■ Problem
Pictures do not belong in the copy; restate the records below word for word.

■ Record extracts
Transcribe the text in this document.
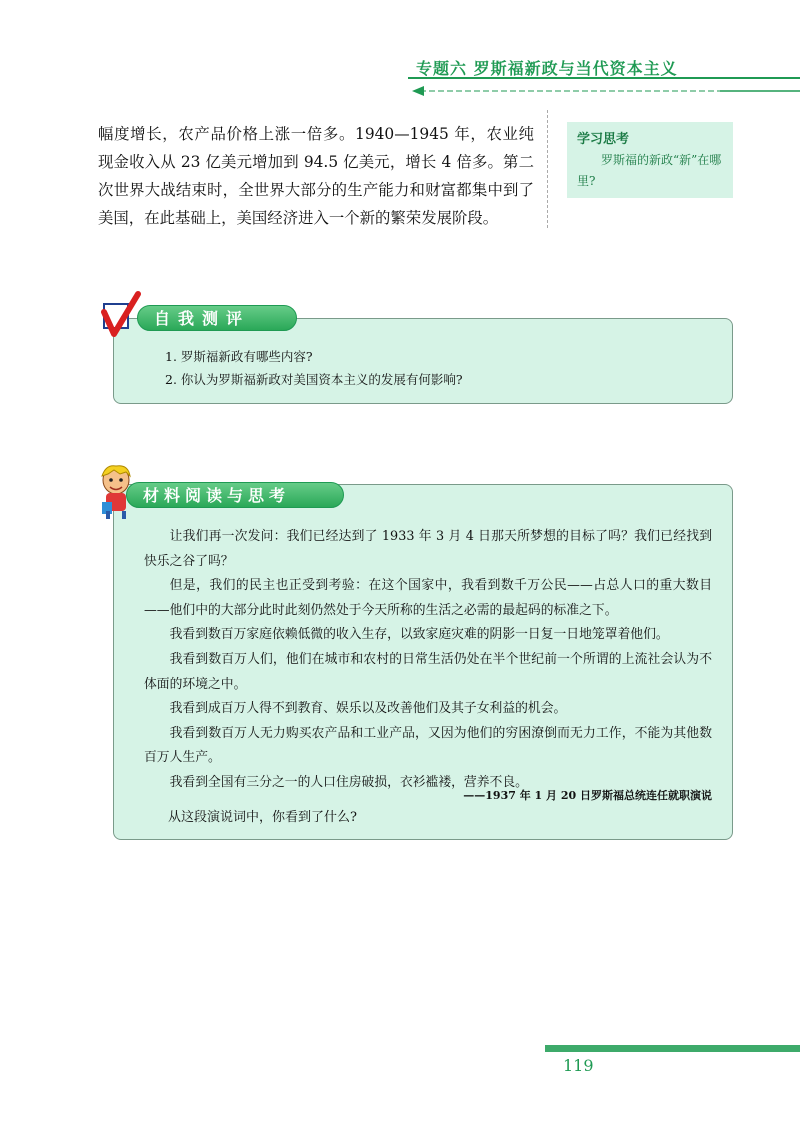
专题六 罗斯福新政与当代资本主义
幅度增长，农产品价格上涨一倍多。1940—1945 年，农业纯现金收入从 23 亿美元增加到 94.5 亿美元，增长 4 倍多。第二次世界大战结束时，全世界大部分的生产能力和财富都集中到了美国，在此基础上，美国经济进入一个新的繁荣发展阶段。
学习思考
罗斯福的新政“新”在哪里?
自我测评
1. 罗斯福新政有哪些内容?
2. 你认为罗斯福新政对美国资本主义的发展有何影响?
材料阅读与思考

让我们再一次发问：我们已经达到了 1933 年 3 月 4 日那天所梦想的目标了吗？我们已经找到快乐之谷了吗？

但是，我们的民主也正受到考验：在这个国家中，我看到数千万公民——占总人口的重大数目——他们中的大部分此时此刻仍然处于今天所称的生活之必需的最起码的标准之下。

我看到数百万家庭依赖低微的收入生存，以致家庭灾难的阴影一日复一日地笼罩着他们。

我看到数百万人们，他们在城市和农村的日常生活仍处在半个世纪前一个所谓的上流社会认为不体面的环境之中。

我看到成百万人得不到教育、娱乐以及改善他们及其子女利益的机会。

我看到数百万人无力购买农产品和工业产品，又因为他们的穷困潦倒而无力工作，不能为其他数百万人生产。

我看到全国有三分之一的人口住房破损，衣衫褴褛，营养不良。

——1937 年 1 月 20 日罗斯福总统连任就职演说
从这段演说词中，你看到了什么?
119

■ Exercise response
Transcribe the text in this document.
专题六 罗斯福新政与当代资本主义
幅度增长，农产品价格上涨一倍多。1940—1945 年，农业纯现金收入从 23 亿美元增加到 94.5 亿美元，增长 4 倍多。第二次世界大战结束时，全世界大部分的生产能力和财富都集中到了美国，在此基础上，美国经济进入一个新的繁荣发展阶段。
学习思考
罗斯福的新政“新”在哪里?
自我测评
1. 罗斯福新政有哪些内容?
2. 你认为罗斯福新政对美国资本主义的发展有何影响?
材料阅读与思考

让我们再一次发问：我们已经达到了 1933 年 3 月 4 日那天所梦想的目标了吗？我们已经找到快乐之谷了吗？

但是，我们的民主也正受到考验：在这个国家中，我看到数千万公民——占总人口的重大数目——他们中的大部分此时此刻仍然处于今天所称的生活之必需的最起码的标准之下。

我看到数百万家庭依赖低微的收入生存，以致家庭灾难的阴影一日复一日地笼罩着他们。

我看到数百万人们，他们在城市和农村的日常生活仍处在半个世纪前一个所谓的上流社会认为不体面的环境之中。

我看到成百万人得不到教育、娱乐以及改善他们及其子女利益的机会。

我看到数百万人无力购买农产品和工业产品，又因为他们的穷困潦倒而无力工作，不能为其他数百万人生产。

我看到全国有三分之一的人口住房破损，衣衫褴褛，营养不良。

——1937 年 1 月 20 日罗斯福总统连任就职演说
从这段演说词中，你看到了什么?
119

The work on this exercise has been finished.